» **Exercise goal**
Can you render the listing below as a JSON list of strings, one string per line, taking the lines between the one holding "UI element localization: list" and the one holding "spectrogram-noise-cell bbox=[264, 126, 268, 131]", inclusive? Drop any blank lines, and leave the pictures out of the answer.

» **The input**
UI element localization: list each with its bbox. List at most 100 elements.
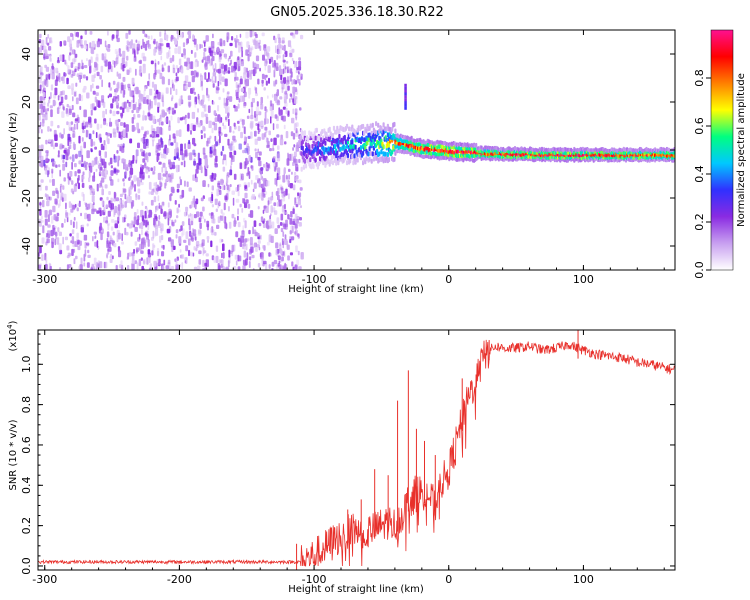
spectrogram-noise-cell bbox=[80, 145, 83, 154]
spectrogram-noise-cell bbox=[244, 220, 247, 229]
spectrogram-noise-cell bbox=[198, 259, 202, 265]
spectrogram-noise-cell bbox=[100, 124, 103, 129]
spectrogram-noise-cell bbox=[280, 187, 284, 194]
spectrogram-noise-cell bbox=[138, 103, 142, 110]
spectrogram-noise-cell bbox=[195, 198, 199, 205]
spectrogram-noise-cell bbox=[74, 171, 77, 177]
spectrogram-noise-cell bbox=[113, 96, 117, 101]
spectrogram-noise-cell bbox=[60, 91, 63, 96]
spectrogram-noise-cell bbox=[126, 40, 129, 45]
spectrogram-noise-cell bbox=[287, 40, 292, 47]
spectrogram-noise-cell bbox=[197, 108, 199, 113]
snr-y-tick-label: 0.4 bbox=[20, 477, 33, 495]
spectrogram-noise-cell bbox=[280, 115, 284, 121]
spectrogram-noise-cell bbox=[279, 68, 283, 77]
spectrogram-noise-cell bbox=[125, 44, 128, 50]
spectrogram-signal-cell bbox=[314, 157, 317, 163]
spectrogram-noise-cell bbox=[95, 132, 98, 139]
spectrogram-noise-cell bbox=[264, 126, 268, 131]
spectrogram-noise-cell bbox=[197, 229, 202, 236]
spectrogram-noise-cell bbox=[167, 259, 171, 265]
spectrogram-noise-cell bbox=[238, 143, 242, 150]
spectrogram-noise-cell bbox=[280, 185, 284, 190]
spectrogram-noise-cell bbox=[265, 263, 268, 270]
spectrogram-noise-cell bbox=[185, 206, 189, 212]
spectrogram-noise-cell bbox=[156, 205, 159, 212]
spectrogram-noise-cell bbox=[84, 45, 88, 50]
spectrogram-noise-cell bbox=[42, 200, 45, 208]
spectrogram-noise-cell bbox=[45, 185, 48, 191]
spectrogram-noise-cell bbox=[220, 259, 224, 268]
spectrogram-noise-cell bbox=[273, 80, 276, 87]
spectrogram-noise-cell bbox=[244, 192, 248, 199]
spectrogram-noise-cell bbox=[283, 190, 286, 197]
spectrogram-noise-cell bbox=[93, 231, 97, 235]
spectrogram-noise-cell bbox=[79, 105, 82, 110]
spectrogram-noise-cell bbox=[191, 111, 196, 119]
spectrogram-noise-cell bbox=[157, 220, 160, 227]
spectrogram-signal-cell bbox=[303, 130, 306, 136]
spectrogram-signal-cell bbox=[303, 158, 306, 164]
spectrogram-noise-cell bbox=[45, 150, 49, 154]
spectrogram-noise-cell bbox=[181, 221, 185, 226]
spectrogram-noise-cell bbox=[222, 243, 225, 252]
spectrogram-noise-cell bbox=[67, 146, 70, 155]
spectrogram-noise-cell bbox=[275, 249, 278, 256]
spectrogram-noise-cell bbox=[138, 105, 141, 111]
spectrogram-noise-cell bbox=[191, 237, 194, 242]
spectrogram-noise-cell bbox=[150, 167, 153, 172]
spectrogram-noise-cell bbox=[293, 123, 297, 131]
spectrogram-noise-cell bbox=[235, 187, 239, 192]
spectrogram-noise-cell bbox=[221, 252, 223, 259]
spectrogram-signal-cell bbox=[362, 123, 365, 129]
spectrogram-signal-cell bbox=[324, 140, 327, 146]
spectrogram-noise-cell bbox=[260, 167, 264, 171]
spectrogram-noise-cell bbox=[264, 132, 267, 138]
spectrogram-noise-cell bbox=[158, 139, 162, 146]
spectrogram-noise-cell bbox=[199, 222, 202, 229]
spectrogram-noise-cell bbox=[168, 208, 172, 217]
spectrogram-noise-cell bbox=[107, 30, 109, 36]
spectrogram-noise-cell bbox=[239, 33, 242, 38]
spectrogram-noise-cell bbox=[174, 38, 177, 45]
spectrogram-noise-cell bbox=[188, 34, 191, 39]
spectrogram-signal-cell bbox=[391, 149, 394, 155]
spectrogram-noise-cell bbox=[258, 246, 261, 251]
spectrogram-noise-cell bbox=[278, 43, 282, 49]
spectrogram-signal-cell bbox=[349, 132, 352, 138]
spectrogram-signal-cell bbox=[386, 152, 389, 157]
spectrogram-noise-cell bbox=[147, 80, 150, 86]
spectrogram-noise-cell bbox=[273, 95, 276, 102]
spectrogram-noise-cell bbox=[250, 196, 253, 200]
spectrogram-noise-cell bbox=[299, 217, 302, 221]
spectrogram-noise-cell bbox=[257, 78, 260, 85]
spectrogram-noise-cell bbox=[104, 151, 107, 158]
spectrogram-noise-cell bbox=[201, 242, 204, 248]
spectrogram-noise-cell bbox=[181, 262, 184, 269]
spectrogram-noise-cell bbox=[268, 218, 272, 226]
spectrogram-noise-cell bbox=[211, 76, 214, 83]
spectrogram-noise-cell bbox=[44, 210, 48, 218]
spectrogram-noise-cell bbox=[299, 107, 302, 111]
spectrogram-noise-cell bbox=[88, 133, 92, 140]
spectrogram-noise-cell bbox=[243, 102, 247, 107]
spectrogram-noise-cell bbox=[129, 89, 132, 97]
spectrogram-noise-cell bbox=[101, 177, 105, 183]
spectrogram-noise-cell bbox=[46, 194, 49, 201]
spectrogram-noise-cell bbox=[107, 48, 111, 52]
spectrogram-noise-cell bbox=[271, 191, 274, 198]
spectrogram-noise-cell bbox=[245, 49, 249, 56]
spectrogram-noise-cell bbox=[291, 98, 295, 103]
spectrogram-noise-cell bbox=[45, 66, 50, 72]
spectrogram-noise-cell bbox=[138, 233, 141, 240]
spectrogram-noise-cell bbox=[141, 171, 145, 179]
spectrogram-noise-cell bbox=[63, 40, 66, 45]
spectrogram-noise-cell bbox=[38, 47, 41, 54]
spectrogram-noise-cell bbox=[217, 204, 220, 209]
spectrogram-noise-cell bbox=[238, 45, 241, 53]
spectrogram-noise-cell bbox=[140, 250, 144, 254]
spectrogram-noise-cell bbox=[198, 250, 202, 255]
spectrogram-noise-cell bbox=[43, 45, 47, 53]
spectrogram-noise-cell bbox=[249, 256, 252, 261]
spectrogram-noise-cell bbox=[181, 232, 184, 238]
--
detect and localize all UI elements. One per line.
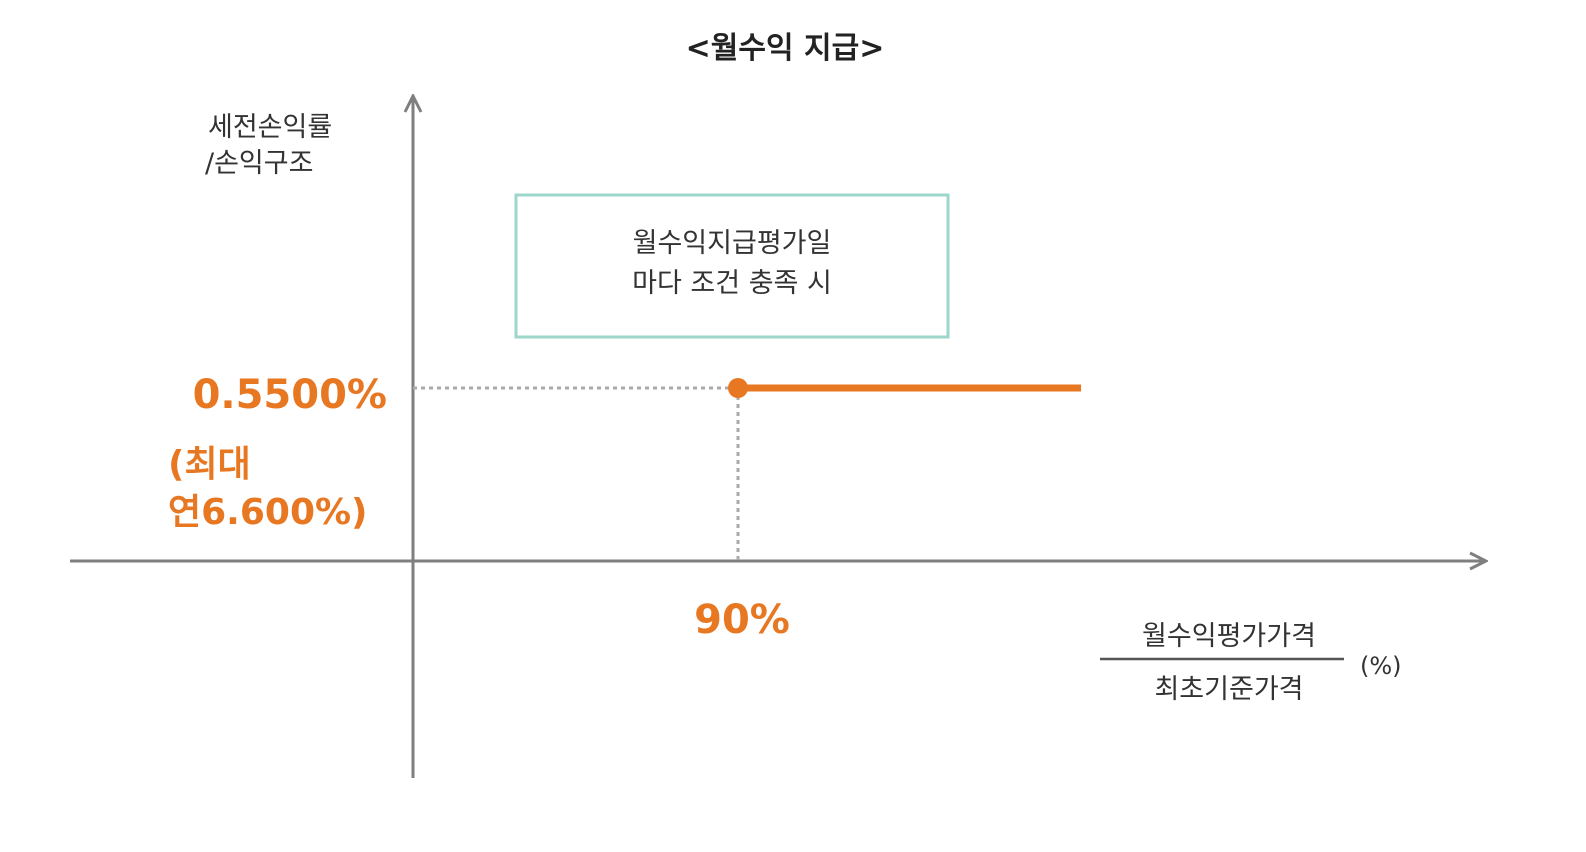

» **Worked answer**
[
  "UI element localization: list each with its bbox. List at most 100 elements.",
  "spectrogram-noise-cell bbox=[80, 145, 83, 154]",
  "spectrogram-noise-cell bbox=[244, 220, 247, 229]",
  "spectrogram-noise-cell bbox=[198, 259, 202, 265]",
  "spectrogram-noise-cell bbox=[100, 124, 103, 129]",
  "spectrogram-noise-cell bbox=[280, 187, 284, 194]",
  "spectrogram-noise-cell bbox=[138, 103, 142, 110]",
  "spectrogram-noise-cell bbox=[195, 198, 199, 205]",
  "spectrogram-noise-cell bbox=[74, 171, 77, 177]",
  "spectrogram-noise-cell bbox=[113, 96, 117, 101]",
  "spectrogram-noise-cell bbox=[60, 91, 63, 96]",
  "spectrogram-noise-cell bbox=[126, 40, 129, 45]",
  "spectrogram-noise-cell bbox=[287, 40, 292, 47]",
  "spectrogram-noise-cell bbox=[197, 108, 199, 113]",
  "snr-y-tick-label: 0.4 bbox=[20, 477, 33, 495]",
  "spectrogram-noise-cell bbox=[280, 115, 284, 121]",
  "spectrogram-noise-cell bbox=[279, 68, 283, 77]",
  "spectrogram-noise-cell bbox=[125, 44, 128, 50]",
  "spectrogram-signal-cell bbox=[314, 157, 317, 163]",
  "spectrogram-noise-cell bbox=[95, 132, 98, 139]",
  "spectrogram-noise-cell bbox=[264, 126, 268, 131]"
]